• Stated goal: Do not copy the pictures; transcribe all other material exactly.

• Material shown:
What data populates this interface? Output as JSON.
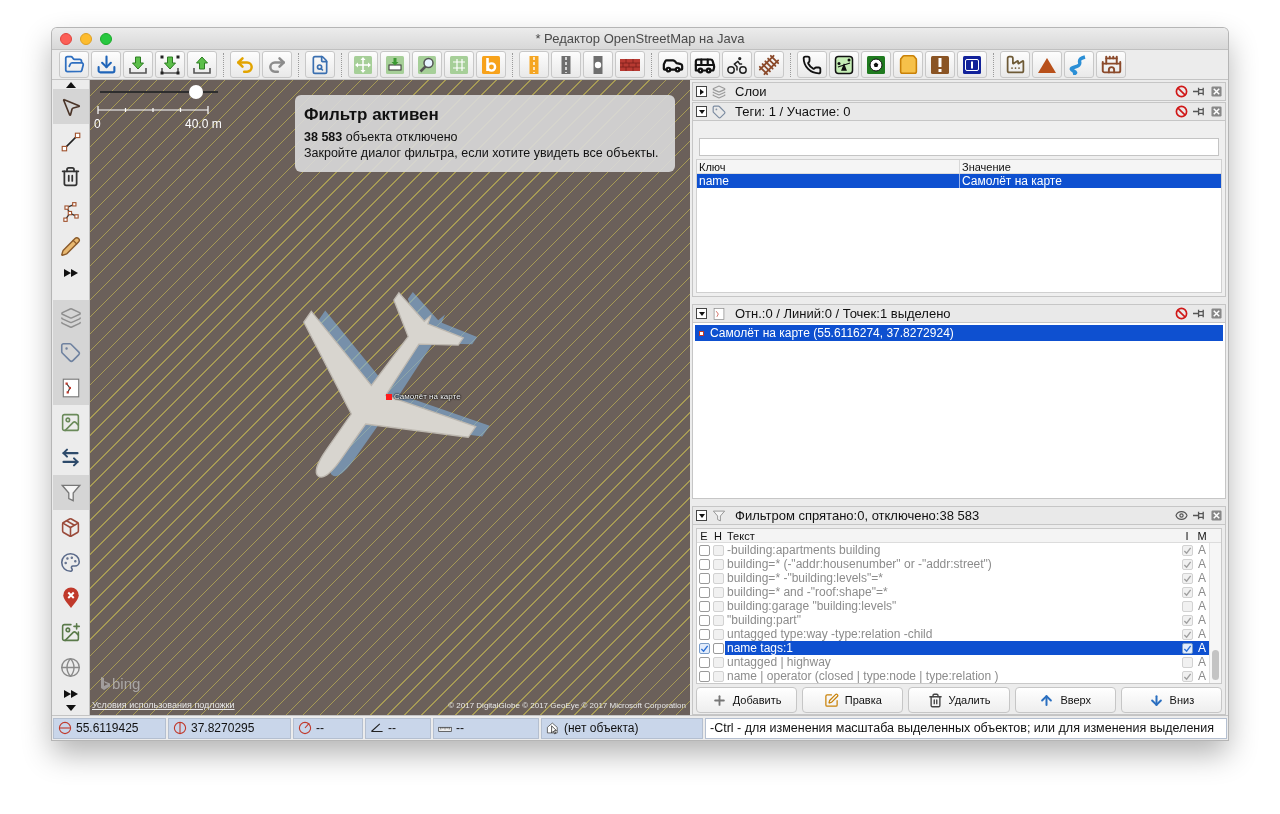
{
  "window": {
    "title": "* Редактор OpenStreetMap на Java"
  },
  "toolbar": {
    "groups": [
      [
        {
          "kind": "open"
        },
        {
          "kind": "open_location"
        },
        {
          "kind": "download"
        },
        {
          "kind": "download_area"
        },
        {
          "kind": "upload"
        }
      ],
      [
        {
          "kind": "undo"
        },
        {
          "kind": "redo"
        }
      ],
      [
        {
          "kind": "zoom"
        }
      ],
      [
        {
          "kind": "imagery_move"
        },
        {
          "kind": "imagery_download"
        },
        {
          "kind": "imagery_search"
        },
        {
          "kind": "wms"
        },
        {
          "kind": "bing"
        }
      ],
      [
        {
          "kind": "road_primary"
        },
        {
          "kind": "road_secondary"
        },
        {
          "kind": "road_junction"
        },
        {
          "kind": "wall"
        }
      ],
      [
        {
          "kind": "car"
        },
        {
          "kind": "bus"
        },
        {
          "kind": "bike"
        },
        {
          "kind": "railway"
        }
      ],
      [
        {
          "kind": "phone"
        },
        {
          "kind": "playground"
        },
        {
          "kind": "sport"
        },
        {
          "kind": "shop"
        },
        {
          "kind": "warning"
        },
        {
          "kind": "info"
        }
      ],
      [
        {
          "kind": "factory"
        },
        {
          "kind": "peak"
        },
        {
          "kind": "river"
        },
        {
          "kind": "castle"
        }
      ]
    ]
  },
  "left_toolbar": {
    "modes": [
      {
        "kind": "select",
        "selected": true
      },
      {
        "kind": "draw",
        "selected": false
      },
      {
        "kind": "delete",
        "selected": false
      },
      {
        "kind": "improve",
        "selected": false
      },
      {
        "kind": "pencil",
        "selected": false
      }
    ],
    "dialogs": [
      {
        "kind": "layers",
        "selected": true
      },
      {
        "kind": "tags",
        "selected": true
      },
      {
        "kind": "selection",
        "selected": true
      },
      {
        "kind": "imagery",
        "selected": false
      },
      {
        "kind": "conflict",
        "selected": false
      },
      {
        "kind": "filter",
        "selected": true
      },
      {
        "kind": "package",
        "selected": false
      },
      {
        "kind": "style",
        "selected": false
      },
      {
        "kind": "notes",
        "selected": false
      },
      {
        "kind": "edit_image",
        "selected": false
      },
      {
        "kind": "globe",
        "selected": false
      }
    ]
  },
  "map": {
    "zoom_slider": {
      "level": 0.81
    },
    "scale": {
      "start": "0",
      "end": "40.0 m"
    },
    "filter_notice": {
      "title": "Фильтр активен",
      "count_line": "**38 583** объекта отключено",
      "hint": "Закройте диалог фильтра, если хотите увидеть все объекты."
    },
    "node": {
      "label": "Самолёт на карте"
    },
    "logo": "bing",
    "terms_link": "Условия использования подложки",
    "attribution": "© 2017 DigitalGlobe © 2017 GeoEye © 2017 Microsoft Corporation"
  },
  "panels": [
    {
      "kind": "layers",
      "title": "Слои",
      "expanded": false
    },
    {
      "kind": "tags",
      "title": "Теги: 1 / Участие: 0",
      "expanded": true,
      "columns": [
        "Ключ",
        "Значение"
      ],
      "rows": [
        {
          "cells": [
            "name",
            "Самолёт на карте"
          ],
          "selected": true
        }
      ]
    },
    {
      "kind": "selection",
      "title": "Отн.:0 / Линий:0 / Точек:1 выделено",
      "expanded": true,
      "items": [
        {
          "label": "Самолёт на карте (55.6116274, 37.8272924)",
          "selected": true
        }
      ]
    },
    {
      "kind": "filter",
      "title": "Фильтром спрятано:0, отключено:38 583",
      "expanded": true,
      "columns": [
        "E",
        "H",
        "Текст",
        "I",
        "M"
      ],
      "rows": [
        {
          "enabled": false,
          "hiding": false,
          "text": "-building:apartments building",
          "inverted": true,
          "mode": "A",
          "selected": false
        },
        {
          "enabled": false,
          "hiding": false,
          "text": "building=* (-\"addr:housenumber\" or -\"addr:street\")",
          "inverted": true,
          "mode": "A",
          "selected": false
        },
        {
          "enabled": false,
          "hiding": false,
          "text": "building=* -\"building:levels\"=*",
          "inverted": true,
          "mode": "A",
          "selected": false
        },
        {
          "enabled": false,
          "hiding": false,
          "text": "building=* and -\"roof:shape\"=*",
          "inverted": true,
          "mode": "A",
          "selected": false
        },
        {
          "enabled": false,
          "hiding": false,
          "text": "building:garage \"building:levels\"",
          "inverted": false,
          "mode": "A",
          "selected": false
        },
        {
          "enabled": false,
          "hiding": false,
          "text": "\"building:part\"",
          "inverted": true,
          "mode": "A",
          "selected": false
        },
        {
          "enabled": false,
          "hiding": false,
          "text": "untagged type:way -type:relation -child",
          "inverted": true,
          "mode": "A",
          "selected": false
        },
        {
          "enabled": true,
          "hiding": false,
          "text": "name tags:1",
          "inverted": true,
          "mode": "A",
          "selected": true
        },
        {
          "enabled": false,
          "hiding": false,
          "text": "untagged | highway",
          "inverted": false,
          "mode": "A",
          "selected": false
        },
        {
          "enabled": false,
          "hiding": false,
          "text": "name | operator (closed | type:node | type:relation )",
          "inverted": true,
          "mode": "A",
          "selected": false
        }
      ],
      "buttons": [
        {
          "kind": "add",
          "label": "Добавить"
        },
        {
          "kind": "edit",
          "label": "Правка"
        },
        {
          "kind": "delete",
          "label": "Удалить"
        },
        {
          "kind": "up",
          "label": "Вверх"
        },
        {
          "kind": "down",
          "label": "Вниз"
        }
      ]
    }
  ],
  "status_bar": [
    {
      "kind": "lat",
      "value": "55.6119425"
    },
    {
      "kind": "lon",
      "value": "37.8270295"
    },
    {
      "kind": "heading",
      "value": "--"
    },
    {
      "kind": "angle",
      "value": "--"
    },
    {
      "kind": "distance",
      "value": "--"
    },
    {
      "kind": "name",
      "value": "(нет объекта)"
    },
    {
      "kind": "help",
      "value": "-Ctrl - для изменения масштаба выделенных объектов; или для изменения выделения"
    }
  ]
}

• Task response:
What data populates this interface? Output as JSON.
{
  "window": {
    "title": "* Редактор OpenStreetMap на Java"
  },
  "toolbar": {
    "groups": [
      [
        {
          "kind": "open"
        },
        {
          "kind": "open_location"
        },
        {
          "kind": "download"
        },
        {
          "kind": "download_area"
        },
        {
          "kind": "upload"
        }
      ],
      [
        {
          "kind": "undo"
        },
        {
          "kind": "redo"
        }
      ],
      [
        {
          "kind": "zoom"
        }
      ],
      [
        {
          "kind": "imagery_move"
        },
        {
          "kind": "imagery_download"
        },
        {
          "kind": "imagery_search"
        },
        {
          "kind": "wms"
        },
        {
          "kind": "bing"
        }
      ],
      [
        {
          "kind": "road_primary"
        },
        {
          "kind": "road_secondary"
        },
        {
          "kind": "road_junction"
        },
        {
          "kind": "wall"
        }
      ],
      [
        {
          "kind": "car"
        },
        {
          "kind": "bus"
        },
        {
          "kind": "bike"
        },
        {
          "kind": "railway"
        }
      ],
      [
        {
          "kind": "phone"
        },
        {
          "kind": "playground"
        },
        {
          "kind": "sport"
        },
        {
          "kind": "shop"
        },
        {
          "kind": "warning"
        },
        {
          "kind": "info"
        }
      ],
      [
        {
          "kind": "factory"
        },
        {
          "kind": "peak"
        },
        {
          "kind": "river"
        },
        {
          "kind": "castle"
        }
      ]
    ]
  },
  "left_toolbar": {
    "modes": [
      {
        "kind": "select",
        "selected": true
      },
      {
        "kind": "draw",
        "selected": false
      },
      {
        "kind": "delete",
        "selected": false
      },
      {
        "kind": "improve",
        "selected": false
      },
      {
        "kind": "pencil",
        "selected": false
      }
    ],
    "dialogs": [
      {
        "kind": "layers",
        "selected": true
      },
      {
        "kind": "tags",
        "selected": true
      },
      {
        "kind": "selection",
        "selected": true
      },
      {
        "kind": "imagery",
        "selected": false
      },
      {
        "kind": "conflict",
        "selected": false
      },
      {
        "kind": "filter",
        "selected": true
      },
      {
        "kind": "package",
        "selected": false
      },
      {
        "kind": "style",
        "selected": false
      },
      {
        "kind": "notes",
        "selected": false
      },
      {
        "kind": "edit_image",
        "selected": false
      },
      {
        "kind": "globe",
        "selected": false
      }
    ]
  },
  "map": {
    "zoom_slider": {
      "level": 0.81
    },
    "scale": {
      "start": "0",
      "end": "40.0 m"
    },
    "filter_notice": {
      "title": "Фильтр активен",
      "count_line": "**38 583** объекта отключено",
      "hint": "Закройте диалог фильтра, если хотите увидеть все объекты."
    },
    "node": {
      "label": "Самолёт на карте"
    },
    "logo": "bing",
    "terms_link": "Условия использования подложки",
    "attribution": "© 2017 DigitalGlobe © 2017 GeoEye © 2017 Microsoft Corporation"
  },
  "panels": [
    {
      "kind": "layers",
      "title": "Слои",
      "expanded": false
    },
    {
      "kind": "tags",
      "title": "Теги: 1 / Участие: 0",
      "expanded": true,
      "columns": [
        "Ключ",
        "Значение"
      ],
      "rows": [
        {
          "cells": [
            "name",
            "Самолёт на карте"
          ],
          "selected": true
        }
      ]
    },
    {
      "kind": "selection",
      "title": "Отн.:0 / Линий:0 / Точек:1 выделено",
      "expanded": true,
      "items": [
        {
          "label": "Самолёт на карте (55.6116274, 37.8272924)",
          "selected": true
        }
      ]
    },
    {
      "kind": "filter",
      "title": "Фильтром спрятано:0, отключено:38 583",
      "expanded": true,
      "columns": [
        "E",
        "H",
        "Текст",
        "I",
        "M"
      ],
      "rows": [
        {
          "enabled": false,
          "hiding": false,
          "text": "-building:apartments building",
          "inverted": true,
          "mode": "A",
          "selected": false
        },
        {
          "enabled": false,
          "hiding": false,
          "text": "building=* (-\"addr:housenumber\" or -\"addr:street\")",
          "inverted": true,
          "mode": "A",
          "selected": false
        },
        {
          "enabled": false,
          "hiding": false,
          "text": "building=* -\"building:levels\"=*",
          "inverted": true,
          "mode": "A",
          "selected": false
        },
        {
          "enabled": false,
          "hiding": false,
          "text": "building=* and -\"roof:shape\"=*",
          "inverted": true,
          "mode": "A",
          "selected": false
        },
        {
          "enabled": false,
          "hiding": false,
          "text": "building:garage \"building:levels\"",
          "inverted": false,
          "mode": "A",
          "selected": false
        },
        {
          "enabled": false,
          "hiding": false,
          "text": "\"building:part\"",
          "inverted": true,
          "mode": "A",
          "selected": false
        },
        {
          "enabled": false,
          "hiding": false,
          "text": "untagged type:way -type:relation -child",
          "inverted": true,
          "mode": "A",
          "selected": false
        },
        {
          "enabled": true,
          "hiding": false,
          "text": "name tags:1",
          "inverted": true,
          "mode": "A",
          "selected": true
        },
        {
          "enabled": false,
          "hiding": false,
          "text": "untagged | highway",
          "inverted": false,
          "mode": "A",
          "selected": false
        },
        {
          "enabled": false,
          "hiding": false,
          "text": "name | operator (closed | type:node | type:relation )",
          "inverted": true,
          "mode": "A",
          "selected": false
        }
      ],
      "buttons": [
        {
          "kind": "add",
          "label": "Добавить"
        },
        {
          "kind": "edit",
          "label": "Правка"
        },
        {
          "kind": "delete",
          "label": "Удалить"
        },
        {
          "kind": "up",
          "label": "Вверх"
        },
        {
          "kind": "down",
          "label": "Вниз"
        }
      ]
    }
  ],
  "status_bar": [
    {
      "kind": "lat",
      "value": "55.6119425"
    },
    {
      "kind": "lon",
      "value": "37.8270295"
    },
    {
      "kind": "heading",
      "value": "--"
    },
    {
      "kind": "angle",
      "value": "--"
    },
    {
      "kind": "distance",
      "value": "--"
    },
    {
      "kind": "name",
      "value": "(нет объекта)"
    },
    {
      "kind": "help",
      "value": "-Ctrl - для изменения масштаба выделенных объектов; или для изменения выделения"
    }
  ]
}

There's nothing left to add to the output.